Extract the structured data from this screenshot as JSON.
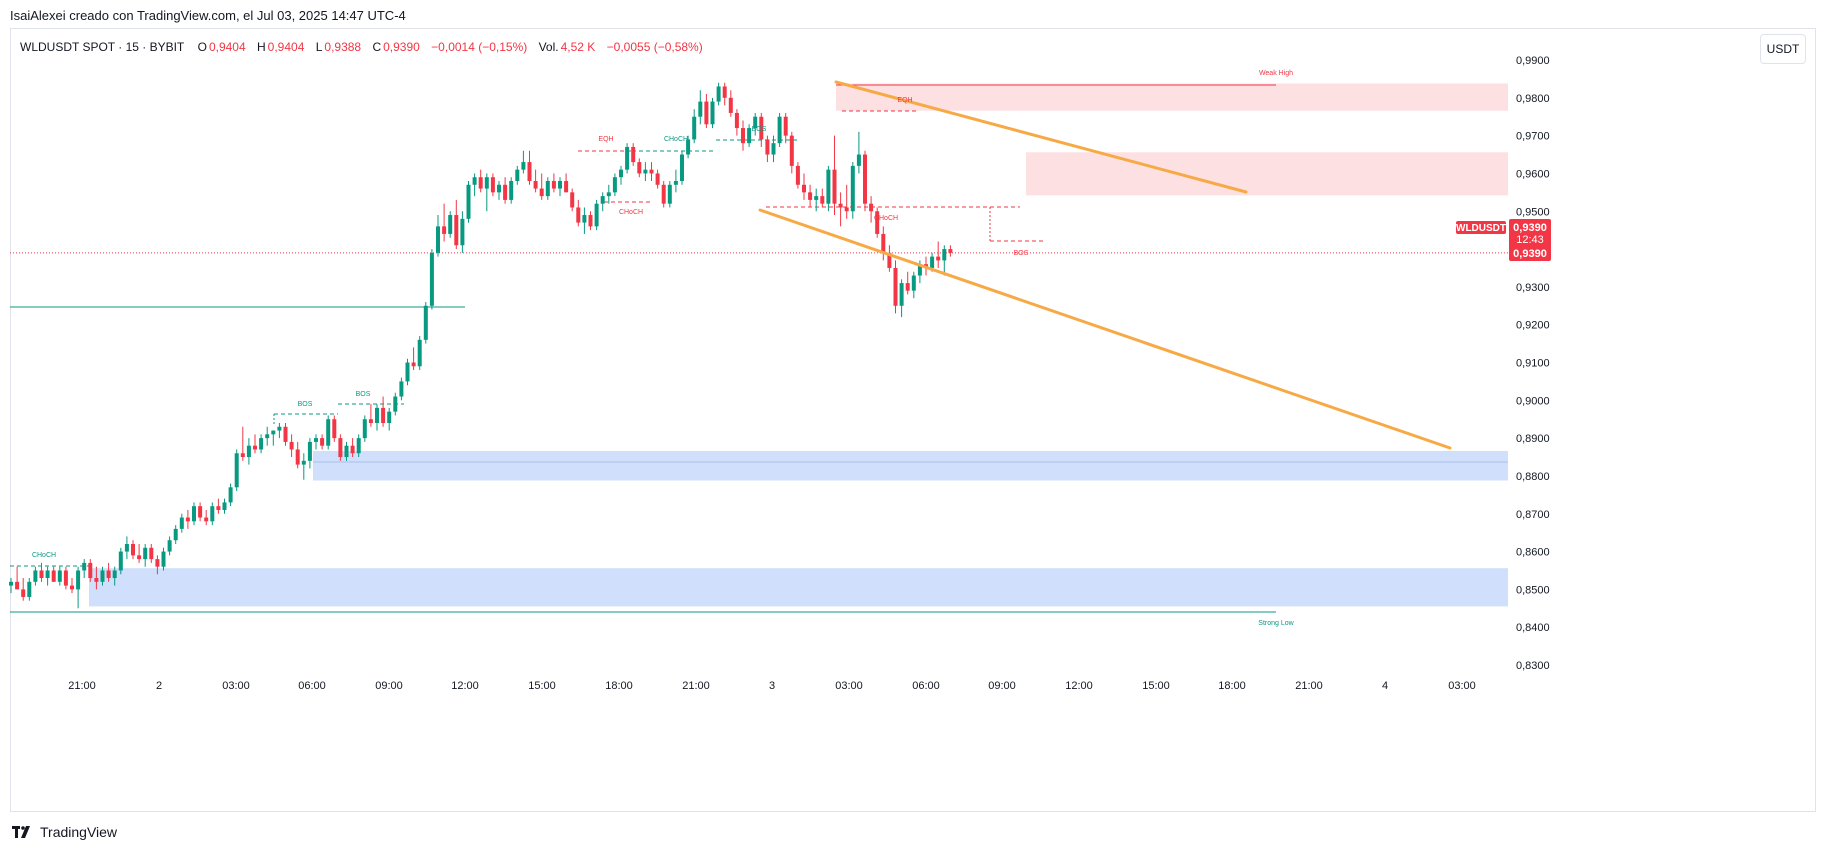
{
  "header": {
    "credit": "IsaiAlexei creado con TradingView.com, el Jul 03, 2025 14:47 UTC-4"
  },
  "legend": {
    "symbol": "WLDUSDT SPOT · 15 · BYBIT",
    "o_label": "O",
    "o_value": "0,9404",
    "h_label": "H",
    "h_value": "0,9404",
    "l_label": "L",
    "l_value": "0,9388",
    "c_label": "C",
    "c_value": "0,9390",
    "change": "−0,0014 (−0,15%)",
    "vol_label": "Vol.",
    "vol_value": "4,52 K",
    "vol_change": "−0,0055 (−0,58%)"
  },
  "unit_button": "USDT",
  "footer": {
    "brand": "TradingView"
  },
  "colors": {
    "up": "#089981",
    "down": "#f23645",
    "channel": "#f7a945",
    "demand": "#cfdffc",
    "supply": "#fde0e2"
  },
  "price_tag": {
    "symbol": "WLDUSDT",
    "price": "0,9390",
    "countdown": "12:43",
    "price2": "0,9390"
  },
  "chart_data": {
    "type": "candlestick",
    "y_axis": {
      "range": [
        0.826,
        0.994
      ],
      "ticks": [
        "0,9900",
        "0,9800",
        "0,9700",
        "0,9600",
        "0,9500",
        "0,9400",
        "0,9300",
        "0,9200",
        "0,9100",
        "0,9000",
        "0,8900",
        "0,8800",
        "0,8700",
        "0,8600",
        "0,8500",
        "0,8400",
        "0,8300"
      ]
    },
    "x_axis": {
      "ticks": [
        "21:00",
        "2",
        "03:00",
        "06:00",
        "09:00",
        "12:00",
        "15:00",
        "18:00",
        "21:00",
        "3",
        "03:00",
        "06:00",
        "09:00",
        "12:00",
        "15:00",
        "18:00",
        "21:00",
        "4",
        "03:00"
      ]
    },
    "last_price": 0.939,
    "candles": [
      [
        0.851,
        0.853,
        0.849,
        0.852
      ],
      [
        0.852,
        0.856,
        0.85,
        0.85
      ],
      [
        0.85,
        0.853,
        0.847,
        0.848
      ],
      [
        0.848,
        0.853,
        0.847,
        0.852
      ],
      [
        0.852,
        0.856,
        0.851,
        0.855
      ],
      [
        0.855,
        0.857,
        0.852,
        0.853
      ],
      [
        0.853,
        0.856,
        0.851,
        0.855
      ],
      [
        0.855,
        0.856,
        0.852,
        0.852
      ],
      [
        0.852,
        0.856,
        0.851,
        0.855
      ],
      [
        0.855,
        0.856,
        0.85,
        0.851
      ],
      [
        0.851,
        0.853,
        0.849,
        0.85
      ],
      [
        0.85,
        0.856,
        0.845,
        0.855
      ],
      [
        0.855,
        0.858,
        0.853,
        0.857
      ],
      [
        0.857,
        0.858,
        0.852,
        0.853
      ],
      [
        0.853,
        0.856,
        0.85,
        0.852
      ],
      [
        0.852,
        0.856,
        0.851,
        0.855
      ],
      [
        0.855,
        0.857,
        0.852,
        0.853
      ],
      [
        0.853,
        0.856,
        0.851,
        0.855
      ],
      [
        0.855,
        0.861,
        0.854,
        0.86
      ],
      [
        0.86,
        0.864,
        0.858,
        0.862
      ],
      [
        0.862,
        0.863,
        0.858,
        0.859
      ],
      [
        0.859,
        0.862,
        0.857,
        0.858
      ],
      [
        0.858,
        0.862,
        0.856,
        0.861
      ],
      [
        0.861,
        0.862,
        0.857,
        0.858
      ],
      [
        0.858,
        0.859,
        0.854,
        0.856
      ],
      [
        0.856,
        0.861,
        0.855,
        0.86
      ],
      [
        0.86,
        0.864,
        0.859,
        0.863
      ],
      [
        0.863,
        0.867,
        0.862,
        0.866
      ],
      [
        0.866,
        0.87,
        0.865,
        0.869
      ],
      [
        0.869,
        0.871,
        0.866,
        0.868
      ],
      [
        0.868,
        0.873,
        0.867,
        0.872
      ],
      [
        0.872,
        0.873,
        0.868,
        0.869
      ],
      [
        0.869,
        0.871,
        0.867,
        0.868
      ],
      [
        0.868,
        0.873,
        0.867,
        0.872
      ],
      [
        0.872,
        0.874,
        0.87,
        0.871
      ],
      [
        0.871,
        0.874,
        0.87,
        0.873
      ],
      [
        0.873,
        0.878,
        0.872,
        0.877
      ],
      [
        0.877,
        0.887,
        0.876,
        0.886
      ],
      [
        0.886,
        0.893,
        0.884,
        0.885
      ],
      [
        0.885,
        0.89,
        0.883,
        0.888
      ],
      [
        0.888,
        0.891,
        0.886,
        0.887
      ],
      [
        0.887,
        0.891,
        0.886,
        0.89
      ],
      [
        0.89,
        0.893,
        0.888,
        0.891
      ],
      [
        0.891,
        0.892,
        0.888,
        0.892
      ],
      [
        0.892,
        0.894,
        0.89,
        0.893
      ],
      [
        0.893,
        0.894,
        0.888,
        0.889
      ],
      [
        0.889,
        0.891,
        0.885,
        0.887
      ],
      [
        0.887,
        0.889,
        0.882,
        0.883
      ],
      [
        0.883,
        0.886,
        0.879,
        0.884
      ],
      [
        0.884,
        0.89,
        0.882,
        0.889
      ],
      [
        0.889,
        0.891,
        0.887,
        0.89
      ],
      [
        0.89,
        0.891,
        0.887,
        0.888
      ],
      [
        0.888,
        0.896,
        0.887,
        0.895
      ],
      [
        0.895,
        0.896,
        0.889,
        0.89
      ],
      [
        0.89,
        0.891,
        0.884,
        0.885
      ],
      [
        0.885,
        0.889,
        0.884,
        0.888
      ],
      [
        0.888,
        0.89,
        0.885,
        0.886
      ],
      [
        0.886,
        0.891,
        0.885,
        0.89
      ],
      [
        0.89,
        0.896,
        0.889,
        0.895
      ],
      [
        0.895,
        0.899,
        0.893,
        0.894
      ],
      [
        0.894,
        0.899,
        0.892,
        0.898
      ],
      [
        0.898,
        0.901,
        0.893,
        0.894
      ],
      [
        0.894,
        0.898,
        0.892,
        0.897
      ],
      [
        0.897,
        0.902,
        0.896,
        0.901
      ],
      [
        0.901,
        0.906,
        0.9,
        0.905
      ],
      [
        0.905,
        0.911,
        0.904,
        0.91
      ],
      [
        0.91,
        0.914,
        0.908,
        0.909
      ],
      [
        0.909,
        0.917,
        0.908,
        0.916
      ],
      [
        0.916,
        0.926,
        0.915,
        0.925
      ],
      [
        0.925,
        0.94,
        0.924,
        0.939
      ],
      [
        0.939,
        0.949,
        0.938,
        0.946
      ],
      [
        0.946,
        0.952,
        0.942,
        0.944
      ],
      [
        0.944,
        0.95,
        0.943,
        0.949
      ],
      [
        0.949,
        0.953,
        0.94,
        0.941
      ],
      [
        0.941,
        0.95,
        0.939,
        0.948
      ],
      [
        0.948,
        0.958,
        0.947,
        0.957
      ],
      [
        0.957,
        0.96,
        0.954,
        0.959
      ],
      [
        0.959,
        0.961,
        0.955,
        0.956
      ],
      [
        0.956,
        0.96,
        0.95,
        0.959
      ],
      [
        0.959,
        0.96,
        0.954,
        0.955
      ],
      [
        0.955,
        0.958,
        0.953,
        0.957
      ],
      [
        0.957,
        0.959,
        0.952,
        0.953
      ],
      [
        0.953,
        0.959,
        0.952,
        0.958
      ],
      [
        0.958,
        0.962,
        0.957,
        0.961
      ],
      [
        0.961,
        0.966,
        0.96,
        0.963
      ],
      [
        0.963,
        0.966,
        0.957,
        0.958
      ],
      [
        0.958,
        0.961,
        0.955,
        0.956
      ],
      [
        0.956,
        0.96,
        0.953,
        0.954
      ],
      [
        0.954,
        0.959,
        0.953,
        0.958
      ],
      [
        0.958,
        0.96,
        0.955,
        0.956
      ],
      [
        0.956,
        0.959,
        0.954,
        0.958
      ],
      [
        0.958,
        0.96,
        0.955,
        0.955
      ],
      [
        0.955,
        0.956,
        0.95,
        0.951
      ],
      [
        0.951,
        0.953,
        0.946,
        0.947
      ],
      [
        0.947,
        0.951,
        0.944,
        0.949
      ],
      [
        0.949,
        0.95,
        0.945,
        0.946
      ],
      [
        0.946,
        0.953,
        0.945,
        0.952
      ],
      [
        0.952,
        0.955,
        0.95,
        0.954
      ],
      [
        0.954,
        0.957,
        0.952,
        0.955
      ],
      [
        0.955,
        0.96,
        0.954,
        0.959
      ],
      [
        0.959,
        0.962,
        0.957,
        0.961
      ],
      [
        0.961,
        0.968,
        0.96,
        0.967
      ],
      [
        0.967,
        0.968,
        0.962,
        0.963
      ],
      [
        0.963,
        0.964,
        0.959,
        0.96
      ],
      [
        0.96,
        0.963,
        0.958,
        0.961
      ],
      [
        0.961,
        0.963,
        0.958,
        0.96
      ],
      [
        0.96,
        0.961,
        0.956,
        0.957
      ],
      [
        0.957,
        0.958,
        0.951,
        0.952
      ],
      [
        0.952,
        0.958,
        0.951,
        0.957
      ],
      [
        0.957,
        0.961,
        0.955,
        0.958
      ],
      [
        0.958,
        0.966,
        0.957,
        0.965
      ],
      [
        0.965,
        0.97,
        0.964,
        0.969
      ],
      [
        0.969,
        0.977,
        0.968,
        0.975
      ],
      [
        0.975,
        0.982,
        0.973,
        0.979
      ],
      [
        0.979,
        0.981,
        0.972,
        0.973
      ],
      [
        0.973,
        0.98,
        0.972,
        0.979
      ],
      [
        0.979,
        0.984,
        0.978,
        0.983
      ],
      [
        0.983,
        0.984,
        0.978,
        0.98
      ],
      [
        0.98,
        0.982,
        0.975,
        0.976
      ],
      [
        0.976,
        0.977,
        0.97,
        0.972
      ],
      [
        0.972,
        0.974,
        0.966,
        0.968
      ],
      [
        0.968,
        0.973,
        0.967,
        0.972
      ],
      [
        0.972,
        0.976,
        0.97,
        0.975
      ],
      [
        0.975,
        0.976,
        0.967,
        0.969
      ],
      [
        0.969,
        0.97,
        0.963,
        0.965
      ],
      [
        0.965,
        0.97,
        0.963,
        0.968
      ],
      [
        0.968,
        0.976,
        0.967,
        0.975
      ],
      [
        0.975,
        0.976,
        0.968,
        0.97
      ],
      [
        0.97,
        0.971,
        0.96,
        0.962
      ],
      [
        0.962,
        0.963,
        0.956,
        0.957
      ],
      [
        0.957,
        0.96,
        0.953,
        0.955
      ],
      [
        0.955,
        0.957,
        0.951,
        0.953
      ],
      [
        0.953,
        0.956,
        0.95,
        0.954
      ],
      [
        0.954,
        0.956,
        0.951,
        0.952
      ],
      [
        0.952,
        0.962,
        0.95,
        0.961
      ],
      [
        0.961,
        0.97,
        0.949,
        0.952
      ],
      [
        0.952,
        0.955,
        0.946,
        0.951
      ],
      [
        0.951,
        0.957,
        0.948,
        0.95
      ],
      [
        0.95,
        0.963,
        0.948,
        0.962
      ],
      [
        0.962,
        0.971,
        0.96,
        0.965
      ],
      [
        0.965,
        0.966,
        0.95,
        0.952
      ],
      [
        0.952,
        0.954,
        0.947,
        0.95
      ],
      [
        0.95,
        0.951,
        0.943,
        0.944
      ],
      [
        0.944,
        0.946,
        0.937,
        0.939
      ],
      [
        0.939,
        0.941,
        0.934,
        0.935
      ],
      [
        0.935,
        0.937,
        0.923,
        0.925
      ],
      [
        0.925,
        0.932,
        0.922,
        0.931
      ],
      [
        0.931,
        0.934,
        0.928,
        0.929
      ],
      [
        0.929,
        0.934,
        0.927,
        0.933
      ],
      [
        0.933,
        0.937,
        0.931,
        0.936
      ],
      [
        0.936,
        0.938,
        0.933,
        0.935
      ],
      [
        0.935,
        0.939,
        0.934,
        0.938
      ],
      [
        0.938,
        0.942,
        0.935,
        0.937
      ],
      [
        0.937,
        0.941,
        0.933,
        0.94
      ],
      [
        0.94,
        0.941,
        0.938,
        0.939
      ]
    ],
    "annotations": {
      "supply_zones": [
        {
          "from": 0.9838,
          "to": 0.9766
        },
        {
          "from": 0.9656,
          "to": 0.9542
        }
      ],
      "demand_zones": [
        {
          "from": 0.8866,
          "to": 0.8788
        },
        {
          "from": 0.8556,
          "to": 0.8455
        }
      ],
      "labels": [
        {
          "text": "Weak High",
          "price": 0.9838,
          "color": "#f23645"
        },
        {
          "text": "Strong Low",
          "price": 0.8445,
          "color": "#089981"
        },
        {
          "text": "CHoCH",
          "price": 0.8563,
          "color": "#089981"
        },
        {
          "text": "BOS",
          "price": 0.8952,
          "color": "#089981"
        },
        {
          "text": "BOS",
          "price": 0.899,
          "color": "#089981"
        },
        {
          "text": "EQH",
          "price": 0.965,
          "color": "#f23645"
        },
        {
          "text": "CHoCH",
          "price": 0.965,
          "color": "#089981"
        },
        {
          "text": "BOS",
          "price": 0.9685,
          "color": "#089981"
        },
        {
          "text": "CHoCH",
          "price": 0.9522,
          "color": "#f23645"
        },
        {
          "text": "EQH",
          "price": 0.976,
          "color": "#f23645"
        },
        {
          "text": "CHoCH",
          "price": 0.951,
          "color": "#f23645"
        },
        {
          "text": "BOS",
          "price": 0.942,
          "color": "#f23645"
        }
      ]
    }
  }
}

* [WORK TO COMPLETE]: Which lines include the word "TradingView"? List them all.

* [RIGHT ANSWER]:
    "credit": "IsaiAlexei creado con TradingView.com, el Jul 03, 2025 14:47 UTC-4"
    "brand": "TradingView"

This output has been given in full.